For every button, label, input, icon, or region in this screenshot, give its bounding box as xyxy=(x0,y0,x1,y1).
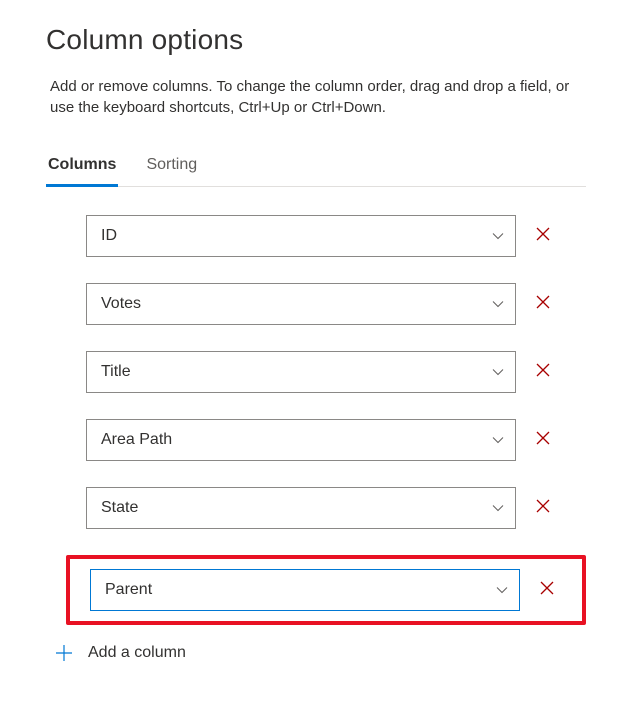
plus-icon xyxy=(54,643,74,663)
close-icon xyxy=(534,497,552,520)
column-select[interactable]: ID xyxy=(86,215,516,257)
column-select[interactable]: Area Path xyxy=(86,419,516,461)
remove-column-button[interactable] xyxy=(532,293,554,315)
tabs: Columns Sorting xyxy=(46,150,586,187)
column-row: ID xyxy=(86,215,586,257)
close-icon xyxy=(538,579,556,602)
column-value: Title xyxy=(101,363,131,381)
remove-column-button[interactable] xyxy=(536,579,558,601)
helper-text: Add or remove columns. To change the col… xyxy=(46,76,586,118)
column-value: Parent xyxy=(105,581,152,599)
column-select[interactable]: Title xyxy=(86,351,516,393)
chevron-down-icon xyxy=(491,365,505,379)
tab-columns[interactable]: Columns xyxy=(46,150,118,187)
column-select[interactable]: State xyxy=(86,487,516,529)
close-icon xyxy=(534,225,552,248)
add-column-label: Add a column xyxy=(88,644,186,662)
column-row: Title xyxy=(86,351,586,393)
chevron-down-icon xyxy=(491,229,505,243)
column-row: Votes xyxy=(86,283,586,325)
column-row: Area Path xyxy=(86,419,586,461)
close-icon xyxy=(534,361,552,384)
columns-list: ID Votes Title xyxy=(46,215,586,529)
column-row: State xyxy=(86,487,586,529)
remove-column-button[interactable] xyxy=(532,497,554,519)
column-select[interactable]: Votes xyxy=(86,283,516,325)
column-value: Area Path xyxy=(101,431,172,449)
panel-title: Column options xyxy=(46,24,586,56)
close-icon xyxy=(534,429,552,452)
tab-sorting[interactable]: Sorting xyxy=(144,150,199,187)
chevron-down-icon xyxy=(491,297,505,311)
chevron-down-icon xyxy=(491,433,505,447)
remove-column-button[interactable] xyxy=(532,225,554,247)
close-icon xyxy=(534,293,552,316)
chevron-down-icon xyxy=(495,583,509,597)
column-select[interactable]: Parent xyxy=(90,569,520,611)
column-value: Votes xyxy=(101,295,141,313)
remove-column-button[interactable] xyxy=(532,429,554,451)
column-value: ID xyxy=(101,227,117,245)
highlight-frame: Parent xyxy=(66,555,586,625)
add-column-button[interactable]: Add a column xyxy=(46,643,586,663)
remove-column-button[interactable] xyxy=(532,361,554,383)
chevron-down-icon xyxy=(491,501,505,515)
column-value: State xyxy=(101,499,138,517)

────

Goal. Give the rows above as a JSON list of strings, one string per line with blank lines omitted, and leave the pictures out.

Result of the exercise.
[
  "For every button, label, input, icon, or region in this screenshot, give its bounding box as xyxy=(x0,y0,x1,y1).",
  "plus-icon xyxy=(54,643,74,663)",
  "close-icon xyxy=(534,497,552,520)",
  "column-select[interactable]: ID xyxy=(86,215,516,257)",
  "column-select[interactable]: Area Path xyxy=(86,419,516,461)",
  "remove-column-button[interactable] xyxy=(532,293,554,315)",
  "tabs: Columns Sorting xyxy=(46,150,586,187)",
  "column-row: ID xyxy=(86,215,586,257)",
  "close-icon xyxy=(538,579,556,602)",
  "column-value: Title xyxy=(101,363,131,381)",
  "remove-column-button[interactable] xyxy=(536,579,558,601)",
  "helper-text: Add or remove columns. To change the col… xyxy=(46,76,586,118)",
  "column-value: Parent xyxy=(105,581,152,599)",
  "column-select[interactable]: Title xyxy=(86,351,516,393)",
  "chevron-down-icon xyxy=(491,365,505,379)",
  "tab-columns[interactable]: Columns xyxy=(46,150,118,187)",
  "column-select[interactable]: State xyxy=(86,487,516,529)",
  "close-icon xyxy=(534,225,552,248)",
  "add-column-label: Add a column xyxy=(88,644,186,662)",
  "column-row: Title xyxy=(86,351,586,393)",
  "chevron-down-icon xyxy=(491,229,505,243)",
  "column-row: Votes xyxy=(86,283,586,325)",
  "column-row: Area Path xyxy=(86,419,586,461)",
  "close-icon xyxy=(534,361,552,384)",
  "columns-list: ID Votes Title xyxy=(46,215,586,529)",
  "column-row: State xyxy=(86,487,586,529)",
  "remove-column-button[interactable] xyxy=(532,497,554,519)",
  "column-select[interactable]: Votes xyxy=(86,283,516,325)",
  "column-value: Area Path xyxy=(101,431,172,449)",
  "panel-title: Column options xyxy=(46,24,586,56)",
  "close-icon xyxy=(534,429,552,452)",
  "tab-sorting[interactable]: Sorting xyxy=(144,150,199,187)",
  "chevron-down-icon xyxy=(491,297,505,311)",
  "chevron-down-icon xyxy=(491,433,505,447)",
  "remove-column-button[interactable] xyxy=(532,225,554,247)",
  "close-icon xyxy=(534,293,552,316)",
  "chevron-down-icon xyxy=(495,583,509,597)",
  "column-select[interactable]: Parent xyxy=(90,569,520,611)",
  "column-value: Votes xyxy=(101,295,141,313)",
  "remove-column-button[interactable] xyxy=(532,429,554,451)",
  "column-value: ID xyxy=(101,227,117,245)",
  "highlight-frame: Parent xyxy=(66,555,586,625)",
  "add-column-button[interactable]: Add a column xyxy=(46,643,586,663)",
  "remove-column-button[interactable] xyxy=(532,361,554,383)",
  "chevron-down-icon xyxy=(491,501,505,515)",
  "column-value: State xyxy=(101,499,138,517)"
]